▶ **Short problem**: Pull every line containing "geometry" from the entries.

▶ **Source material**:

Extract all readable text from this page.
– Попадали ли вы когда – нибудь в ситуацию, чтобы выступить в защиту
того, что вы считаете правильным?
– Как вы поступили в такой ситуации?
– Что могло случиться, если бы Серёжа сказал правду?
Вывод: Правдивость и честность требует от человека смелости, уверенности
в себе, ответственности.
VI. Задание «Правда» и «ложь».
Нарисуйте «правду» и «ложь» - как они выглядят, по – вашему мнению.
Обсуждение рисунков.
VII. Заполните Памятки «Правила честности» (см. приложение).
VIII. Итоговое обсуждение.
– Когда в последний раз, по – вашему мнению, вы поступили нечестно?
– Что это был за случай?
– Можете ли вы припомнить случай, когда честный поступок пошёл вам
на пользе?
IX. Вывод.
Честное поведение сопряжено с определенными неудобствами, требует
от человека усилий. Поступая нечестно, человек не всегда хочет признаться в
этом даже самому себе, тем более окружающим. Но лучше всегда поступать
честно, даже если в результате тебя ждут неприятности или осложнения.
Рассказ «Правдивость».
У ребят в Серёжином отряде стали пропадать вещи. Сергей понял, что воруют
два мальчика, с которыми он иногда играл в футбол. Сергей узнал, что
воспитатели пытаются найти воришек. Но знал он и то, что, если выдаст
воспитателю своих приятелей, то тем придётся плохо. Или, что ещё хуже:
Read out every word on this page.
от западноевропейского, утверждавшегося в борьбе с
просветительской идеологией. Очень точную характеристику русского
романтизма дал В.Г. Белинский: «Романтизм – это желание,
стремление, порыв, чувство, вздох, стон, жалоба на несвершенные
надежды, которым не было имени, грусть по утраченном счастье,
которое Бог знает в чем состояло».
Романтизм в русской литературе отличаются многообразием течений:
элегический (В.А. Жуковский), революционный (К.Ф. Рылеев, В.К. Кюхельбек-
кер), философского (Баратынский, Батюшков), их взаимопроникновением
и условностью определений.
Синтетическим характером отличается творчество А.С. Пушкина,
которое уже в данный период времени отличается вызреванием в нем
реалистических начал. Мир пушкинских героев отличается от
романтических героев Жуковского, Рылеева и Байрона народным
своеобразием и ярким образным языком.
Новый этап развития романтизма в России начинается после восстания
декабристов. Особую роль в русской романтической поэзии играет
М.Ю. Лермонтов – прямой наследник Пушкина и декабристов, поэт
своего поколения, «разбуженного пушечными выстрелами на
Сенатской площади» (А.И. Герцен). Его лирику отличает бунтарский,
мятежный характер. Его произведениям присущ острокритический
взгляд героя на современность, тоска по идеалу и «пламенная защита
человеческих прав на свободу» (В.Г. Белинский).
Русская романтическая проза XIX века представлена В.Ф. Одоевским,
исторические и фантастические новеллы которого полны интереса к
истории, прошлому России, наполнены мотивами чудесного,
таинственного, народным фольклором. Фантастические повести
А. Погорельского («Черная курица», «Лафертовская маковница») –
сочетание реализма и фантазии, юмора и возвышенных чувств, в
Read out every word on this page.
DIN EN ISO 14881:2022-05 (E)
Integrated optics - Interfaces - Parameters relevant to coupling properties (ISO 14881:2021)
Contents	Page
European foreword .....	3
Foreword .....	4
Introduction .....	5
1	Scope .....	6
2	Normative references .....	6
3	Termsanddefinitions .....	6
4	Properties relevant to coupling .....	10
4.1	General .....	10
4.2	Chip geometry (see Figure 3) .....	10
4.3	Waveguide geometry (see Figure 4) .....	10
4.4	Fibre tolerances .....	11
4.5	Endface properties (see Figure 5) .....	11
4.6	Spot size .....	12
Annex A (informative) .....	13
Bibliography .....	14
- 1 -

▶ **Task solution**:
4.2	Chip geometry (see Figure 3) .....	10
4.3	Waveguide geometry (see Figure 4) .....	10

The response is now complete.